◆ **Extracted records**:
**********
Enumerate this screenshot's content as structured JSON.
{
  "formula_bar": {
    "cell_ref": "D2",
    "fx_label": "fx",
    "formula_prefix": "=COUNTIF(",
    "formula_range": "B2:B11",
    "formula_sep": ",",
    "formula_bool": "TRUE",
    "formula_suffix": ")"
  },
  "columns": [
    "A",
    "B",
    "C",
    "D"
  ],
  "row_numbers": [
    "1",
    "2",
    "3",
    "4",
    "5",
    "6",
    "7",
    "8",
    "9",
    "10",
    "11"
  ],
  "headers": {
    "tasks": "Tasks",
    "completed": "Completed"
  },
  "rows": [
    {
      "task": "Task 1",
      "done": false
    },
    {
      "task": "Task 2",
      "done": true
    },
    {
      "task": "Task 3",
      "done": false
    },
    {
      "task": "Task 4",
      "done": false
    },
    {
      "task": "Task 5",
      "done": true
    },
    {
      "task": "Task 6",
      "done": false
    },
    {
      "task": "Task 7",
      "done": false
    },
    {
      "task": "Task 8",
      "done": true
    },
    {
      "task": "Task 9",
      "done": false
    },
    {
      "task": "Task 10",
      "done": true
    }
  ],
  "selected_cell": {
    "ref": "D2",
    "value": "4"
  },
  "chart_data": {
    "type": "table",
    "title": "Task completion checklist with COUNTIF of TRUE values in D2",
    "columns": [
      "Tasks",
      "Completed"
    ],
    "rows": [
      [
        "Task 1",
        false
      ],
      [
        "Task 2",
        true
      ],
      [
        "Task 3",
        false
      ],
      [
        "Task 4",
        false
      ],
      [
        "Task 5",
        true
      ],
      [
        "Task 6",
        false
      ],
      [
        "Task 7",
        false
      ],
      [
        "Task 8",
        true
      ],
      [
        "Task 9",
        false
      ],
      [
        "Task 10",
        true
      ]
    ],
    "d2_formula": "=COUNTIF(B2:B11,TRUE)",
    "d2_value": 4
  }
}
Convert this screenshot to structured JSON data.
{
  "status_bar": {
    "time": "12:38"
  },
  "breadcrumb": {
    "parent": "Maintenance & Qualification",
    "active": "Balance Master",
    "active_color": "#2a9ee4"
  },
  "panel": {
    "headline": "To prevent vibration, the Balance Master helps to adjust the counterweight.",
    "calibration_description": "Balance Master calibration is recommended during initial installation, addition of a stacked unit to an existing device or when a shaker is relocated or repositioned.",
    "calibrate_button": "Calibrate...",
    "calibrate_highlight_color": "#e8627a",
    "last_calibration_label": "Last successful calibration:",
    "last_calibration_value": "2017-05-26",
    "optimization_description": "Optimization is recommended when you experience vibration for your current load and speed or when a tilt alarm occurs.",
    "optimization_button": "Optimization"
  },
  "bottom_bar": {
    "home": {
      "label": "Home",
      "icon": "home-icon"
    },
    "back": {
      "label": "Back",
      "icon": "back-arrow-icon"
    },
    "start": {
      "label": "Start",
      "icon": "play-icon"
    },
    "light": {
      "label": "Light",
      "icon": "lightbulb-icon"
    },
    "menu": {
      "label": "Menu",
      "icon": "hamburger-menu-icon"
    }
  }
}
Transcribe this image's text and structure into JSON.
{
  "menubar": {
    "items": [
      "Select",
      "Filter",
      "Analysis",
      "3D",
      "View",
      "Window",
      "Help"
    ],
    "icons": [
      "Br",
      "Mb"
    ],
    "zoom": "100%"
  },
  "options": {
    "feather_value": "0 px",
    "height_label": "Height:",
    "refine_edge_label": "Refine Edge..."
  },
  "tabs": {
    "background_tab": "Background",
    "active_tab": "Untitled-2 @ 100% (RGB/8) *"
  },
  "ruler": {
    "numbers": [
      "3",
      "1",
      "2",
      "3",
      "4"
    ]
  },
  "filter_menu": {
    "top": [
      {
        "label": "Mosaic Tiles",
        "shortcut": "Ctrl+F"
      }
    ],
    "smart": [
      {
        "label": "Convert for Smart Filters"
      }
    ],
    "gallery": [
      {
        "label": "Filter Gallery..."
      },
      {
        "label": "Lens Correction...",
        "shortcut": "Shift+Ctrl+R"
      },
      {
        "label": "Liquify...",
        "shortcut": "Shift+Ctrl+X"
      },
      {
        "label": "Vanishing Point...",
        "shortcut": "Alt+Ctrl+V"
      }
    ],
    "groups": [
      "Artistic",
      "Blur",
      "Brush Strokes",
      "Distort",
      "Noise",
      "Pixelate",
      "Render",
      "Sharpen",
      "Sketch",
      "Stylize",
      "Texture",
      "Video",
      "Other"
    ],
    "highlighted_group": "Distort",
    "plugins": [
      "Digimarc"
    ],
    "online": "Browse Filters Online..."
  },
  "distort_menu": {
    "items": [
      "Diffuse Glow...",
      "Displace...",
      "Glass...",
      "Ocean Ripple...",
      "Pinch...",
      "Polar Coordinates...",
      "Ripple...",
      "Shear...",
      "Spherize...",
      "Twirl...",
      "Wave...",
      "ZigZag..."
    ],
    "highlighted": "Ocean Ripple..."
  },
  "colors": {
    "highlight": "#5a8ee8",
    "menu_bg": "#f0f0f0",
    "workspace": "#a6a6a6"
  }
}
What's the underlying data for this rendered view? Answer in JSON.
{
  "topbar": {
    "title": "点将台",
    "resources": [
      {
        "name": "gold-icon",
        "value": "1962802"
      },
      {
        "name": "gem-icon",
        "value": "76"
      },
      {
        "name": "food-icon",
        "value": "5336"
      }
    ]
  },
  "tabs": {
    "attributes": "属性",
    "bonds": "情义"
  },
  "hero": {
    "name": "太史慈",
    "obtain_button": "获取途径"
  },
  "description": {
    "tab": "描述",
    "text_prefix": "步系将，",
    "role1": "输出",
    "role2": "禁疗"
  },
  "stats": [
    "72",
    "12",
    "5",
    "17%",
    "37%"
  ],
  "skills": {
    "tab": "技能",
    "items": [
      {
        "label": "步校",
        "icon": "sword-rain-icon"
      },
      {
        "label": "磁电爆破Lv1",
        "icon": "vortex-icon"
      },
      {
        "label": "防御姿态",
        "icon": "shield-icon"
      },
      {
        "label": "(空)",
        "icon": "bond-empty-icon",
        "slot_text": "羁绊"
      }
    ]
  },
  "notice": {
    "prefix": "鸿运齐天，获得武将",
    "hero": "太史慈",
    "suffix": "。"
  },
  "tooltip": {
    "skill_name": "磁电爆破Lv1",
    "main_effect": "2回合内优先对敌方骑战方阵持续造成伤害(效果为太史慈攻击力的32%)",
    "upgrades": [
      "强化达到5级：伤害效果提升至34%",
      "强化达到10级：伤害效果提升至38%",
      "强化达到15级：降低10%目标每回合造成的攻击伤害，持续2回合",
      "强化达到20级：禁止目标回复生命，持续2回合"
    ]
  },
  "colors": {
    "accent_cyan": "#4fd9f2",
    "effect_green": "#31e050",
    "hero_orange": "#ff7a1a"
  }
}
**********
◆ **Directions for this task**: Return the entries above exactly as they appear.

◆ **Task answer**:
Enumerate this screenshot's content as structured JSON.
{
  "formula_bar": {
    "cell_ref": "D2",
    "fx_label": "fx",
    "formula_prefix": "=COUNTIF(",
    "formula_range": "B2:B11",
    "formula_sep": ",",
    "formula_bool": "TRUE",
    "formula_suffix": ")"
  },
  "columns": [
    "A",
    "B",
    "C",
    "D"
  ],
  "row_numbers": [
    "1",
    "2",
    "3",
    "4",
    "5",
    "6",
    "7",
    "8",
    "9",
    "10",
    "11"
  ],
  "headers": {
    "tasks": "Tasks",
    "completed": "Completed"
  },
  "rows": [
    {
      "task": "Task 1",
      "done": false
    },
    {
      "task": "Task 2",
      "done": true
    },
    {
      "task": "Task 3",
      "done": false
    },
    {
      "task": "Task 4",
      "done": false
    },
    {
      "task": "Task 5",
      "done": true
    },
    {
      "task": "Task 6",
      "done": false
    },
    {
      "task": "Task 7",
      "done": false
    },
    {
      "task": "Task 8",
      "done": true
    },
    {
      "task": "Task 9",
      "done": false
    },
    {
      "task": "Task 10",
      "done": true
    }
  ],
  "selected_cell": {
    "ref": "D2",
    "value": "4"
  },
  "chart_data": {
    "type": "table",
    "title": "Task completion checklist with COUNTIF of TRUE values in D2",
    "columns": [
      "Tasks",
      "Completed"
    ],
    "rows": [
      [
        "Task 1",
        false
      ],
      [
        "Task 2",
        true
      ],
      [
        "Task 3",
        false
      ],
      [
        "Task 4",
        false
      ],
      [
        "Task 5",
        true
      ],
      [
        "Task 6",
        false
      ],
      [
        "Task 7",
        false
      ],
      [
        "Task 8",
        true
      ],
      [
        "Task 9",
        false
      ],
      [
        "Task 10",
        true
      ]
    ],
    "d2_formula": "=COUNTIF(B2:B11,TRUE)",
    "d2_value": 4
  }
}
Convert this screenshot to structured JSON data.
{
  "status_bar": {
    "time": "12:38"
  },
  "breadcrumb": {
    "parent": "Maintenance & Qualification",
    "active": "Balance Master",
    "active_color": "#2a9ee4"
  },
  "panel": {
    "headline": "To prevent vibration, the Balance Master helps to adjust the counterweight.",
    "calibration_description": "Balance Master calibration is recommended during initial installation, addition of a stacked unit to an existing device or when a shaker is relocated or repositioned.",
    "calibrate_button": "Calibrate...",
    "calibrate_highlight_color": "#e8627a",
    "last_calibration_label": "Last successful calibration:",
    "last_calibration_value": "2017-05-26",
    "optimization_description": "Optimization is recommended when you experience vibration for your current load and speed or when a tilt alarm occurs.",
    "optimization_button": "Optimization"
  },
  "bottom_bar": {
    "home": {
      "label": "Home",
      "icon": "home-icon"
    },
    "back": {
      "label": "Back",
      "icon": "back-arrow-icon"
    },
    "start": {
      "label": "Start",
      "icon": "play-icon"
    },
    "light": {
      "label": "Light",
      "icon": "lightbulb-icon"
    },
    "menu": {
      "label": "Menu",
      "icon": "hamburger-menu-icon"
    }
  }
}
Transcribe this image's text and structure into JSON.
{
  "menubar": {
    "items": [
      "Select",
      "Filter",
      "Analysis",
      "3D",
      "View",
      "Window",
      "Help"
    ],
    "icons": [
      "Br",
      "Mb"
    ],
    "zoom": "100%"
  },
  "options": {
    "feather_value": "0 px",
    "height_label": "Height:",
    "refine_edge_label": "Refine Edge..."
  },
  "tabs": {
    "background_tab": "Background",
    "active_tab": "Untitled-2 @ 100% (RGB/8) *"
  },
  "ruler": {
    "numbers": [
      "3",
      "1",
      "2",
      "3",
      "4"
    ]
  },
  "filter_menu": {
    "top": [
      {
        "label": "Mosaic Tiles",
        "shortcut": "Ctrl+F"
      }
    ],
    "smart": [
      {
        "label": "Convert for Smart Filters"
      }
    ],
    "gallery": [
      {
        "label": "Filter Gallery..."
      },
      {
        "label": "Lens Correction...",
        "shortcut": "Shift+Ctrl+R"
      },
      {
        "label": "Liquify...",
        "shortcut": "Shift+Ctrl+X"
      },
      {
        "label": "Vanishing Point...",
        "shortcut": "Alt+Ctrl+V"
      }
    ],
    "groups": [
      "Artistic",
      "Blur",
      "Brush Strokes",
      "Distort",
      "Noise",
      "Pixelate",
      "Render",
      "Sharpen",
      "Sketch",
      "Stylize",
      "Texture",
      "Video",
      "Other"
    ],
    "highlighted_group": "Distort",
    "plugins": [
      "Digimarc"
    ],
    "online": "Browse Filters Online..."
  },
  "distort_menu": {
    "items": [
      "Diffuse Glow...",
      "Displace...",
      "Glass...",
      "Ocean Ripple...",
      "Pinch...",
      "Polar Coordinates...",
      "Ripple...",
      "Shear...",
      "Spherize...",
      "Twirl...",
      "Wave...",
      "ZigZag..."
    ],
    "highlighted": "Ocean Ripple..."
  },
  "colors": {
    "highlight": "#5a8ee8",
    "menu_bg": "#f0f0f0",
    "workspace": "#a6a6a6"
  }
}
What's the underlying data for this rendered view? Answer in JSON.
{
  "topbar": {
    "title": "点将台",
    "resources": [
      {
        "name": "gold-icon",
        "value": "1962802"
      },
      {
        "name": "gem-icon",
        "value": "76"
      },
      {
        "name": "food-icon",
        "value": "5336"
      }
    ]
  },
  "tabs": {
    "attributes": "属性",
    "bonds": "情义"
  },
  "hero": {
    "name": "太史慈",
    "obtain_button": "获取途径"
  },
  "description": {
    "tab": "描述",
    "text_prefix": "步系将，",
    "role1": "输出",
    "role2": "禁疗"
  },
  "stats": [
    "72",
    "12",
    "5",
    "17%",
    "37%"
  ],
  "skills": {
    "tab": "技能",
    "items": [
      {
        "label": "步校",
        "icon": "sword-rain-icon"
      },
      {
        "label": "磁电爆破Lv1",
        "icon": "vortex-icon"
      },
      {
        "label": "防御姿态",
        "icon": "shield-icon"
      },
      {
        "label": "(空)",
        "icon": "bond-empty-icon",
        "slot_text": "羁绊"
      }
    ]
  },
  "notice": {
    "prefix": "鸿运齐天，获得武将",
    "hero": "太史慈",
    "suffix": "。"
  },
  "tooltip": {
    "skill_name": "磁电爆破Lv1",
    "main_effect": "2回合内优先对敌方骑战方阵持续造成伤害(效果为太史慈攻击力的32%)",
    "upgrades": [
      "强化达到5级：伤害效果提升至34%",
      "强化达到10级：伤害效果提升至38%",
      "强化达到15级：降低10%目标每回合造成的攻击伤害，持续2回合",
      "强化达到20级：禁止目标回复生命，持续2回合"
    ]
  },
  "colors": {
    "accent_cyan": "#4fd9f2",
    "effect_green": "#31e050",
    "hero_orange": "#ff7a1a"
  }
}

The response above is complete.